REQUIREMENT:
Isolate every line in the data with the string "icon" and copy it.

RECORDS TO USE:
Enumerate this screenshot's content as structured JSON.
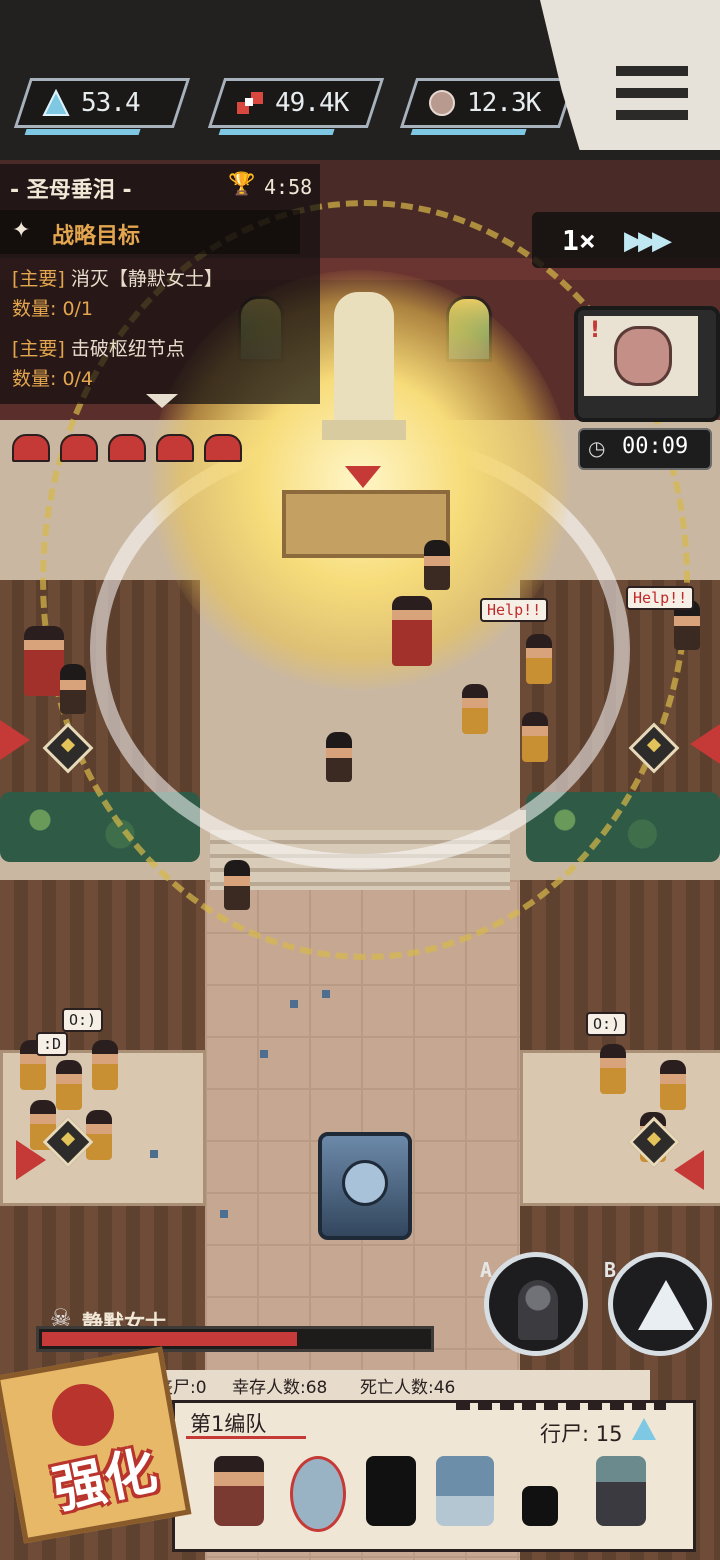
{
  "resources": [
    {
      "icon": "crystal-icon",
      "value": "53.4"
    },
    {
      "icon": "parts-icon",
      "value": "49.4K"
    },
    {
      "icon": "brain-resource-icon",
      "value": "12.3K"
    }
  ],
  "menu": {
    "icon": "hamburger-menu-icon"
  },
  "mission": {
    "title": "- 圣母垂泪 -",
    "timer": "4:58",
    "goal_label": "战略目标",
    "tasks": [
      {
        "tag": "[主要]",
        "text": "消灭【静默女士】",
        "count": "数量: 0/1"
      },
      {
        "tag": "[主要]",
        "text": "击破枢纽节点",
        "count": "数量: 0/4"
      }
    ]
  },
  "speed": {
    "label": "1×"
  },
  "event": {
    "timer": "00:09"
  },
  "scene": {
    "speech_help_1": "Help!!",
    "speech_help_2": "Help!!",
    "speech_smile_1": "O:)",
    "speech_smile_2": "O:)",
    "speech_grin": ":D"
  },
  "boss": {
    "name": "静默女士",
    "health_fraction": 0.66
  },
  "skills": [
    {
      "letter": "A",
      "icon": "fire-skill-icon"
    },
    {
      "letter": "B",
      "icon": "spike-skill-icon"
    }
  ],
  "stats": {
    "zombies": "丧尸:0",
    "survivors": "幸存人数:68",
    "dead": "死亡人数:46"
  },
  "squad": {
    "title": "第1编队",
    "walker_label": "行尸: 15"
  },
  "enhance": {
    "label": "强化"
  },
  "colors": {
    "accent_red": "#c53a36",
    "accent_gold": "#e3a64e",
    "accent_blue": "#7ec8e3"
  }
}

FINISHED EXERCISE:
      "icon": "crystal-icon",
      "icon": "parts-icon",
      "icon": "brain-resource-icon",
    "icon": "hamburger-menu-icon"
      "icon": "fire-skill-icon"
      "icon": "spike-skill-icon"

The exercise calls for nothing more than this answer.